───── PROVIDED MATERIAL

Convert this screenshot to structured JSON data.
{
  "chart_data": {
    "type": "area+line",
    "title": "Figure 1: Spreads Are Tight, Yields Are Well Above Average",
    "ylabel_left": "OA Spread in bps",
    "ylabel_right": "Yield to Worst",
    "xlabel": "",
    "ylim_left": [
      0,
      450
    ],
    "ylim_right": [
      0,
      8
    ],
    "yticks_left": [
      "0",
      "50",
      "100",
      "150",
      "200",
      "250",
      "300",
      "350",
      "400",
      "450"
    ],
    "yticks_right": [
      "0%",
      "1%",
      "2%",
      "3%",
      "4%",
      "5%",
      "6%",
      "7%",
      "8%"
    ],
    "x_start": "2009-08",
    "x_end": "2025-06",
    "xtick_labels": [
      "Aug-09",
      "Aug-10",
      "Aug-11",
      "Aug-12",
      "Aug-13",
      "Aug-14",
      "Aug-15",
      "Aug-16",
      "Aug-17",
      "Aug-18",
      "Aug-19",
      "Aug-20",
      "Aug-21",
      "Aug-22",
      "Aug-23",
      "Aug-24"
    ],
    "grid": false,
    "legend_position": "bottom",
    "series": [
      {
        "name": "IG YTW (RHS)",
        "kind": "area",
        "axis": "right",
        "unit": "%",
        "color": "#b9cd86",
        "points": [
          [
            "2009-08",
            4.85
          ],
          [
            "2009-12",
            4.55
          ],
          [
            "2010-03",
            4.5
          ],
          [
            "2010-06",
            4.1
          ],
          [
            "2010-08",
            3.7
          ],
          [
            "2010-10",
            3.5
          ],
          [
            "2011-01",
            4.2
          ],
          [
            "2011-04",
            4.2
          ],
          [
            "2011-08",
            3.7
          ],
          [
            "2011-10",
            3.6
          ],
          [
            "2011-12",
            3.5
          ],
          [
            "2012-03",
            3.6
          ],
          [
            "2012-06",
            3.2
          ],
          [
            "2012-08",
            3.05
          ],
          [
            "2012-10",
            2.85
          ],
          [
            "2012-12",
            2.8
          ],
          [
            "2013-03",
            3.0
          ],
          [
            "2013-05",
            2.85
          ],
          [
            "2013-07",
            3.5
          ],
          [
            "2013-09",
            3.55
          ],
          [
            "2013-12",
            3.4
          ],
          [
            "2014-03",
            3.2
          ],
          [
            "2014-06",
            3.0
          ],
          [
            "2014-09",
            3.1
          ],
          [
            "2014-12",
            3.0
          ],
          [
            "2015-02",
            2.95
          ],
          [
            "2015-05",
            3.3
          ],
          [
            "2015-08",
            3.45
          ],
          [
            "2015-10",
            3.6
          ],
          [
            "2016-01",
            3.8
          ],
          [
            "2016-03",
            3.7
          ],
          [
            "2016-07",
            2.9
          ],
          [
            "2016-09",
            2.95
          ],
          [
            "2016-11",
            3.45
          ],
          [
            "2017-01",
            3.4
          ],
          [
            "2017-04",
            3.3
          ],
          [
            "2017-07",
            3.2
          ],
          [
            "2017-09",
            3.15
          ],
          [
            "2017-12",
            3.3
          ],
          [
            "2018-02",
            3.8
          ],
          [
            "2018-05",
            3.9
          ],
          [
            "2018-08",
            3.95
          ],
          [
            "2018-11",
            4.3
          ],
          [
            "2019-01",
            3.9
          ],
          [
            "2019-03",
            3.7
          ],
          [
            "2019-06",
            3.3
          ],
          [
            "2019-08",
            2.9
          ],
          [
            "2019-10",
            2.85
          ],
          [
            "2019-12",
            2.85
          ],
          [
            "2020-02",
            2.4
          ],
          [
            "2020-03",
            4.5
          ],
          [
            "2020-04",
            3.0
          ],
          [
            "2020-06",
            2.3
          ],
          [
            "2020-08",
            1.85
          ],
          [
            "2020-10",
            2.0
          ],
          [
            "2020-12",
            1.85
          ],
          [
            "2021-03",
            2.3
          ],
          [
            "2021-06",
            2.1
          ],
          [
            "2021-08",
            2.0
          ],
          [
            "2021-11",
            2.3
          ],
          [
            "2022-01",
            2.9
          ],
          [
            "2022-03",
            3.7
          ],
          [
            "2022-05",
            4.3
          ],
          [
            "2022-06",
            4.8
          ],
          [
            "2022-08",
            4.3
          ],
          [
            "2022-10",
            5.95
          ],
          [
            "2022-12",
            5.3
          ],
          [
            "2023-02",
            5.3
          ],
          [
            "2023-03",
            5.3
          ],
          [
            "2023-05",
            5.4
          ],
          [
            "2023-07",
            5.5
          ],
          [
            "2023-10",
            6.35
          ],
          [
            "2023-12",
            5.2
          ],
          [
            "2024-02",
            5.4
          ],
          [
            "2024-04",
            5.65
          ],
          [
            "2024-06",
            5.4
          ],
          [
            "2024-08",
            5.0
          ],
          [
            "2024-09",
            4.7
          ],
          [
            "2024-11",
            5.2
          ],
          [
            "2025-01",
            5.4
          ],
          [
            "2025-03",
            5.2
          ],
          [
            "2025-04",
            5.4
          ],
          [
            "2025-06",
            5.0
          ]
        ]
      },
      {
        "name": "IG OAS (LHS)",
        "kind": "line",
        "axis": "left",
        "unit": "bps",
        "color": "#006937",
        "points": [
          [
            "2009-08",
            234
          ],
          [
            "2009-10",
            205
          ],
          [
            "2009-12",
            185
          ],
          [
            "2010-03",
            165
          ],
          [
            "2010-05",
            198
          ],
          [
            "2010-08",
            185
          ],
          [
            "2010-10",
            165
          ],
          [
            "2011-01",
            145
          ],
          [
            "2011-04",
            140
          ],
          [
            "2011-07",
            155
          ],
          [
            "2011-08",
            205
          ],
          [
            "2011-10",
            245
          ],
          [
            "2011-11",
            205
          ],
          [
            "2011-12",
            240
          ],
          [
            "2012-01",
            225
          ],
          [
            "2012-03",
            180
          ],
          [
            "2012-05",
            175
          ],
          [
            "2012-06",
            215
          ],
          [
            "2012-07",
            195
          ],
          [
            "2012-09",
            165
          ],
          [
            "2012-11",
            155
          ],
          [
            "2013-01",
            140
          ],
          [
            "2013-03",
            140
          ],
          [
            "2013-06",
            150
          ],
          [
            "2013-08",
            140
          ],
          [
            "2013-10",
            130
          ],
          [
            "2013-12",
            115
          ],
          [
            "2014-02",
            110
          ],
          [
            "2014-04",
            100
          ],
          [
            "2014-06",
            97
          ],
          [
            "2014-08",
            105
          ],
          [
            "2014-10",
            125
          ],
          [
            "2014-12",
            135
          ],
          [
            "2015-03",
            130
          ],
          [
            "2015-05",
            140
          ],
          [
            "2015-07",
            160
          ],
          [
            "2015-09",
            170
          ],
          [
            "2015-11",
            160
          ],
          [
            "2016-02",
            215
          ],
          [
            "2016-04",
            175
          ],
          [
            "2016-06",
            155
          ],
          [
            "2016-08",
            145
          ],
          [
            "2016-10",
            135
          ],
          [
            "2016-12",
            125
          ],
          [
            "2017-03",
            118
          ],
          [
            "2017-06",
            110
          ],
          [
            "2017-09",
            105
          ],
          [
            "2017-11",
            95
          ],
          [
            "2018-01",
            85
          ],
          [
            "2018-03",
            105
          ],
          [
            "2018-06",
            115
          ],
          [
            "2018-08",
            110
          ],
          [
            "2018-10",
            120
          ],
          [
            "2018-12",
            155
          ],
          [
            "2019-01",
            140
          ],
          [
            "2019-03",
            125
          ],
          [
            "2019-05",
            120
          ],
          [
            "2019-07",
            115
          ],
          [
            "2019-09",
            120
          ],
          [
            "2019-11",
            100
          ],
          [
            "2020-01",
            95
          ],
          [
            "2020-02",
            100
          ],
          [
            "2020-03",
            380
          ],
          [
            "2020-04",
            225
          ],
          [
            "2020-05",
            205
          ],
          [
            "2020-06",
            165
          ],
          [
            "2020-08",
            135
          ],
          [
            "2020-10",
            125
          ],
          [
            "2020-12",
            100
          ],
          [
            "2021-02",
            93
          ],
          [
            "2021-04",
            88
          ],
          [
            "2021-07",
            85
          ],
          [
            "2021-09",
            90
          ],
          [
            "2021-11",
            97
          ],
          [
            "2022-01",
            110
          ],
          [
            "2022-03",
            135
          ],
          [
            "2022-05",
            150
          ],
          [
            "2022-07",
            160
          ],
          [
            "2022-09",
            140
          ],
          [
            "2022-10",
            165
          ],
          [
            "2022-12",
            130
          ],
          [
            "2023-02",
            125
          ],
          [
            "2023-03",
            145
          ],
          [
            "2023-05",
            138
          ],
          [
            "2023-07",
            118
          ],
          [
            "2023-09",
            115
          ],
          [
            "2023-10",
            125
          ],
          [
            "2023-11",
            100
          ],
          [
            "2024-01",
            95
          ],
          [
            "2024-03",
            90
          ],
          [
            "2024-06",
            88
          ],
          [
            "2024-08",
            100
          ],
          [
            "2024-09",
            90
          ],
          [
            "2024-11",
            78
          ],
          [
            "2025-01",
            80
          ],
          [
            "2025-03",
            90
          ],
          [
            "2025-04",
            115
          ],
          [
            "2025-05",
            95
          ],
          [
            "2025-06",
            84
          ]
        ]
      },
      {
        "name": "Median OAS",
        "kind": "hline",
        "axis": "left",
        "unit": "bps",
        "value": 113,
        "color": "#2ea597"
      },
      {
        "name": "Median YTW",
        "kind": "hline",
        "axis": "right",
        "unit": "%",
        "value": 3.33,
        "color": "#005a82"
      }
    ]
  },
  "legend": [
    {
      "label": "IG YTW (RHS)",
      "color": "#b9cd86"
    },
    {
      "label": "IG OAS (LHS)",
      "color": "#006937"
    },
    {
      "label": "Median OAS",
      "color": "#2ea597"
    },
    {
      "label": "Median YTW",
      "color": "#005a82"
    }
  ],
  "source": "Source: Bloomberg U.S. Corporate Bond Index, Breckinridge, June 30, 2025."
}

──────────

→ EXERCISE DIRECTIONS: Across the records above, count the lines holding "color" and reply with that number alone.

→ WRITTEN RESPONSE: 8